▸ **Provided entries**:
· · ·

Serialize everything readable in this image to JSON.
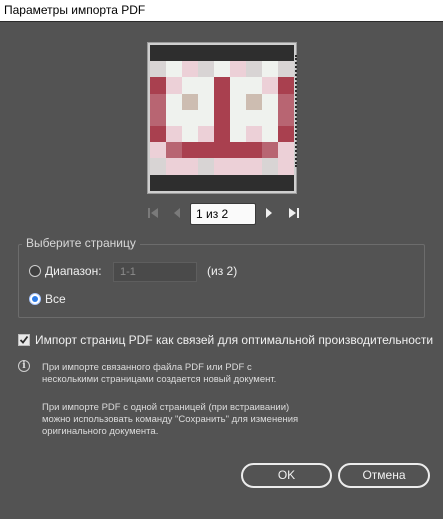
{
  "window": {
    "title": "Параметры импорта PDF"
  },
  "preview": {
    "palette": {
      "d": "#2e2e2e",
      "g": "#d8d4d4",
      "w": "#eff2ee",
      "p": "#ecd0d7",
      "r": "#a9404f",
      "m": "#b86572",
      "t": "#cdbdb1"
    }
  },
  "pager": {
    "value": "1 из 2",
    "first_icon": "skip-to-first-icon",
    "prev_icon": "previous-page-icon",
    "next_icon": "next-page-icon",
    "last_icon": "skip-to-last-icon"
  },
  "page_select": {
    "legend": "Выберите страницу",
    "range_label": "Диапазон:",
    "range_value": "1-1",
    "range_total": "(из 2)",
    "all_label": "Все",
    "selected": "all"
  },
  "link_option": {
    "label": "Импорт страниц PDF как связей для оптимальной производительности",
    "checked": true
  },
  "info": {
    "icon": "info-icon",
    "note1_line1": "При импорте связанного файла PDF или PDF с",
    "note1_line2": "несколькими страницами создается новый документ.",
    "note2_line1": "При импорте PDF с одной страницей (при встраивании)",
    "note2_line2": "можно использовать команду \"Сохранить\" для изменения",
    "note2_line3": "оригинального документа."
  },
  "buttons": {
    "ok": "OK",
    "cancel": "Отмена"
  },
  "colors": {
    "dialog_bg": "#535353",
    "accent": "#2d7be6"
  }
}
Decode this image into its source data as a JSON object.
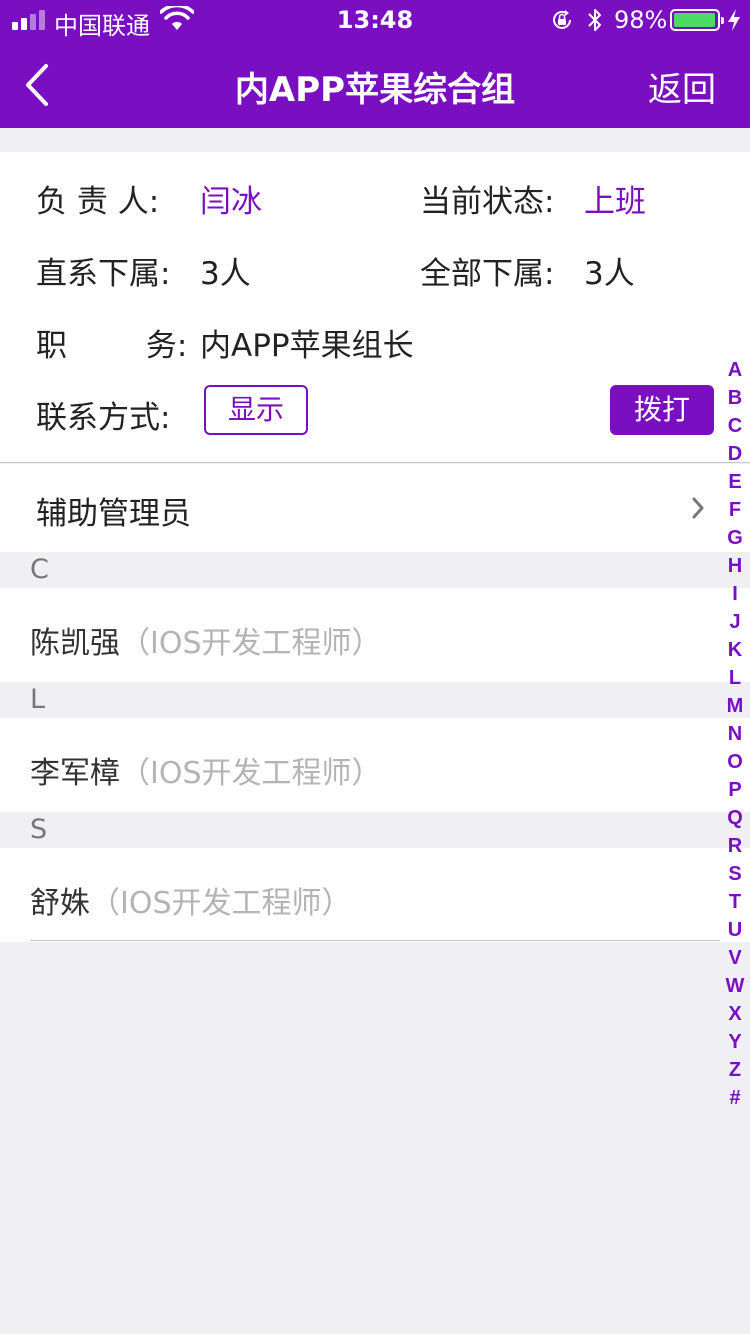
{
  "status_bar": {
    "carrier": "中国联通",
    "time": "13:48",
    "battery_percent": "98%",
    "battery_level": 0.98
  },
  "nav": {
    "title": "内APP苹果综合组",
    "return_label": "返回"
  },
  "info": {
    "leader_label": "负  责  人:",
    "leader_value": "闫冰",
    "status_label": "当前状态:",
    "status_value": "上班",
    "direct_label": "直系下属:",
    "direct_value": "3人",
    "all_label": "全部下属:",
    "all_value": "3人",
    "position_label": "职        务:",
    "position_value": "内APP苹果组长",
    "contact_label": "联系方式:",
    "show_button": "显示",
    "call_button": "拨打"
  },
  "admin": {
    "label": "辅助管理员"
  },
  "sections": [
    {
      "letter": "C",
      "name": "陈凯强",
      "role": "（IOS开发工程师）"
    },
    {
      "letter": "L",
      "name": "李军樟",
      "role": "（IOS开发工程师）"
    },
    {
      "letter": "S",
      "name": "舒姝",
      "role": "（IOS开发工程师）"
    }
  ],
  "index_letters": [
    "A",
    "B",
    "C",
    "D",
    "E",
    "F",
    "G",
    "H",
    "I",
    "J",
    "K",
    "L",
    "M",
    "N",
    "O",
    "P",
    "Q",
    "R",
    "S",
    "T",
    "U",
    "V",
    "W",
    "X",
    "Y",
    "Z",
    "#"
  ],
  "colors": {
    "accent": "#7a0fc2",
    "battery": "#4cd964",
    "background": "#efeff4"
  }
}
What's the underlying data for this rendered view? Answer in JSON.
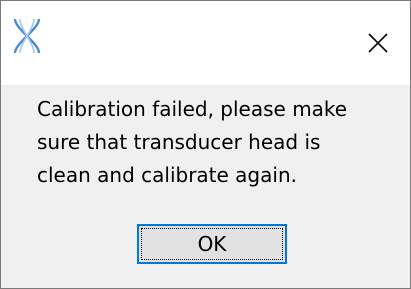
{
  "dialog": {
    "icon": "app-logo-icon",
    "close_icon": "close-icon",
    "message": "Calibration failed, please make\nsure that transducer head is\nclean and calibrate again.",
    "ok_label": "OK"
  },
  "colors": {
    "titlebar": "#ffffff",
    "body": "#f0f0f0",
    "button_border_focus": "#0078d7",
    "button_face": "#e1e1e1",
    "icon_blue": "#3b7fd4"
  }
}
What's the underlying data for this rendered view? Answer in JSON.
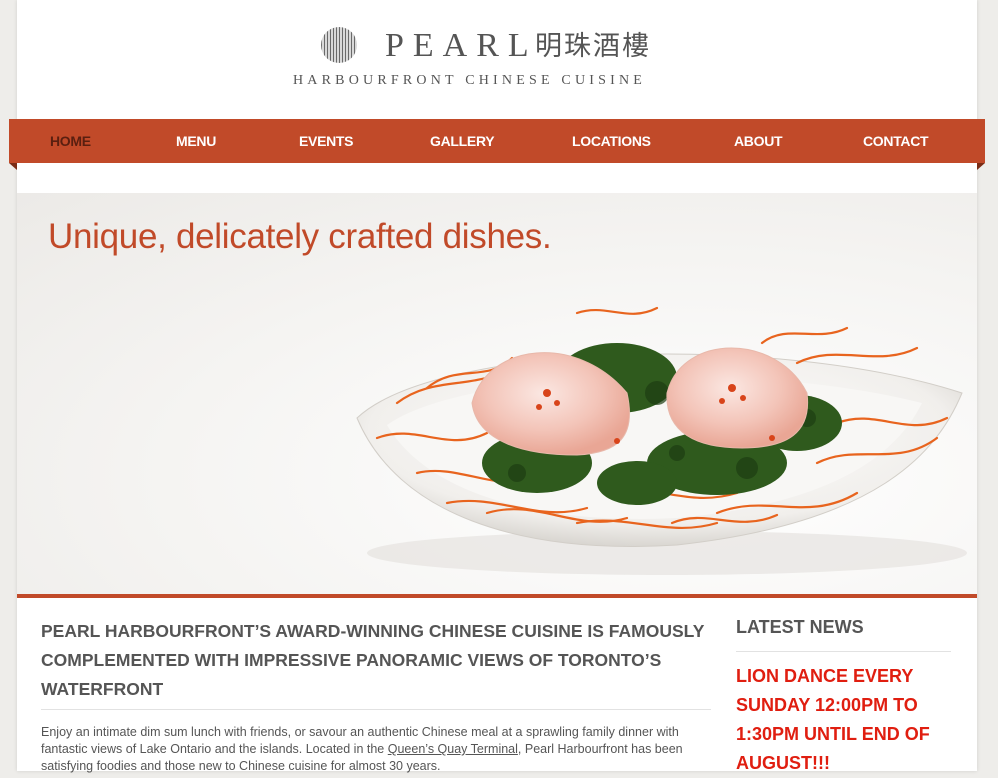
{
  "brand": {
    "name": "PEARL",
    "name_cn": "明珠酒樓",
    "tagline": "HARBOURFRONT CHINESE CUISINE"
  },
  "nav": {
    "items": [
      {
        "label": "HOME",
        "active": true
      },
      {
        "label": "MENU"
      },
      {
        "label": "EVENTS"
      },
      {
        "label": "GALLERY"
      },
      {
        "label": "LOCATIONS"
      },
      {
        "label": "ABOUT"
      },
      {
        "label": "CONTACT"
      }
    ]
  },
  "hero": {
    "title": "Unique, delicately crafted dishes."
  },
  "main": {
    "heading": "PEARL HARBOURFRONT’S AWARD-WINNING CHINESE CUISINE IS FAMOUSLY COMPLEMENTED WITH IMPRESSIVE PANORAMIC VIEWS OF TORONTO’S WATERFRONT",
    "intro_before_link": "Enjoy an intimate dim sum lunch with friends, or savour an authentic Chinese meal at a sprawling family dinner with fantastic views of Lake Ontario and the islands. Located in the ",
    "link_text": "Queen’s Quay Terminal",
    "intro_after_link": ", Pearl Harbourfront has been satisfying foodies and those new to Chinese cuisine for almost 30 years."
  },
  "news": {
    "heading": "LATEST NEWS",
    "item": "LION DANCE EVERY SUNDAY 12:00PM TO 1:30PM UNTIL END OF AUGUST!!!"
  },
  "colors": {
    "accent": "#c14a29",
    "news_red": "#e01e10",
    "text": "#555555"
  }
}
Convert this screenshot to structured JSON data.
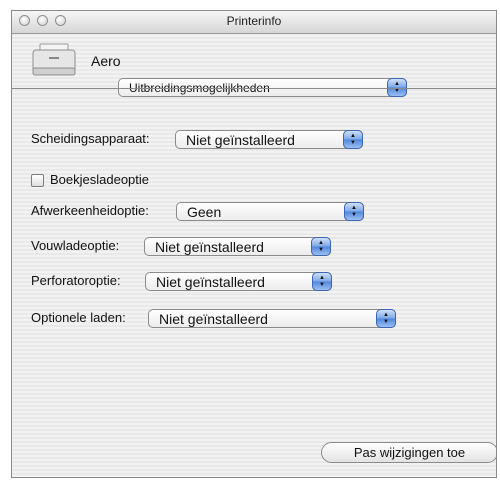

· · ·

▸ **Short problem**: Above are the records; reproduce them exactly and leave out the pictures.

▸ **The solution**:
Serialize everything readable in this image to JSON.
{
  "window": {
    "title": "Параметры импорта PDF"
  },
  "preview": {
    "palette": {
      "d": "#2e2e2e",
      "g": "#d8d4d4",
      "w": "#eff2ee",
      "p": "#ecd0d7",
      "r": "#a9404f",
      "m": "#b86572",
      "t": "#cdbdb1"
    }
  },
  "pager": {
    "value": "1 из 2",
    "first_icon": "skip-to-first-icon",
    "prev_icon": "previous-page-icon",
    "next_icon": "next-page-icon",
    "last_icon": "skip-to-last-icon"
  },
  "page_select": {
    "legend": "Выберите страницу",
    "range_label": "Диапазон:",
    "range_value": "1-1",
    "range_total": "(из 2)",
    "all_label": "Все",
    "selected": "all"
  },
  "link_option": {
    "label": "Импорт страниц PDF как связей для оптимальной производительности",
    "checked": true
  },
  "info": {
    "icon": "info-icon",
    "note1_line1": "При импорте связанного файла PDF или PDF с",
    "note1_line2": "несколькими страницами создается новый документ.",
    "note2_line1": "При импорте PDF с одной страницей (при встраивании)",
    "note2_line2": "можно использовать команду \"Сохранить\" для изменения",
    "note2_line3": "оригинального документа."
  },
  "buttons": {
    "ok": "OK",
    "cancel": "Отмена"
  },
  "colors": {
    "dialog_bg": "#535353",
    "accent": "#2d7be6"
  }
}
Decode this image into its source data as a JSON object.
{
  "status_bar": {
    "carrier": "中国联通",
    "time": "13:48",
    "battery_percent": "98%",
    "battery_level": 0.98
  },
  "nav": {
    "title": "内APP苹果综合组",
    "return_label": "返回"
  },
  "info": {
    "leader_label": "负  责  人:",
    "leader_value": "闫冰",
    "status_label": "当前状态:",
    "status_value": "上班",
    "direct_label": "直系下属:",
    "direct_value": "3人",
    "all_label": "全部下属:",
    "all_value": "3人",
    "position_label": "职        务:",
    "position_value": "内APP苹果组长",
    "contact_label": "联系方式:",
    "show_button": "显示",
    "call_button": "拨打"
  },
  "admin": {
    "label": "辅助管理员"
  },
  "sections": [
    {
      "letter": "C",
      "name": "陈凯强",
      "role": "（IOS开发工程师）"
    },
    {
      "letter": "L",
      "name": "李军樟",
      "role": "（IOS开发工程师）"
    },
    {
      "letter": "S",
      "name": "舒姝",
      "role": "（IOS开发工程师）"
    }
  ],
  "index_letters": [
    "A",
    "B",
    "C",
    "D",
    "E",
    "F",
    "G",
    "H",
    "I",
    "J",
    "K",
    "L",
    "M",
    "N",
    "O",
    "P",
    "Q",
    "R",
    "S",
    "T",
    "U",
    "V",
    "W",
    "X",
    "Y",
    "Z",
    "#"
  ],
  "colors": {
    "accent": "#7a0fc2",
    "battery": "#4cd964",
    "background": "#efeff4"
  }
}
What's the underlying data for this rendered view? Answer in JSON.
{
  "dialog": {
    "icon": "app-logo-icon",
    "close_icon": "close-icon",
    "message": "Calibration failed, please make\nsure that transducer head is\nclean and calibrate again.",
    "ok_label": "OK"
  },
  "colors": {
    "titlebar": "#ffffff",
    "body": "#f0f0f0",
    "button_border_focus": "#0078d7",
    "button_face": "#e1e1e1",
    "icon_blue": "#3b7fd4"
  }
}
What's the underlying data for this rendered view? Answer in JSON.
{
  "brand": {
    "name": "PEARL",
    "name_cn": "明珠酒樓",
    "tagline": "HARBOURFRONT CHINESE CUISINE"
  },
  "nav": {
    "items": [
      {
        "label": "HOME",
        "active": true
      },
      {
        "label": "MENU"
      },
      {
        "label": "EVENTS"
      },
      {
        "label": "GALLERY"
      },
      {
        "label": "LOCATIONS"
      },
      {
        "label": "ABOUT"
      },
      {
        "label": "CONTACT"
      }
    ]
  },
  "hero": {
    "title": "Unique, delicately crafted dishes."
  },
  "main": {
    "heading": "PEARL HARBOURFRONT’S AWARD-WINNING CHINESE CUISINE IS FAMOUSLY COMPLEMENTED WITH IMPRESSIVE PANORAMIC VIEWS OF TORONTO’S WATERFRONT",
    "intro_before_link": "Enjoy an intimate dim sum lunch with friends, or savour an authentic Chinese meal at a sprawling family dinner with fantastic views of Lake Ontario and the islands. Located in the ",
    "link_text": "Queen’s Quay Terminal",
    "intro_after_link": ", Pearl Harbourfront has been satisfying foodies and those new to Chinese cuisine for almost 30 years."
  },
  "news": {
    "heading": "LATEST NEWS",
    "item": "LION DANCE EVERY SUNDAY 12:00PM TO 1:30PM UNTIL END OF AUGUST!!!"
  },
  "colors": {
    "accent": "#c14a29",
    "news_red": "#e01e10",
    "text": "#555555"
  }
}
Convert this screenshot to structured JSON data.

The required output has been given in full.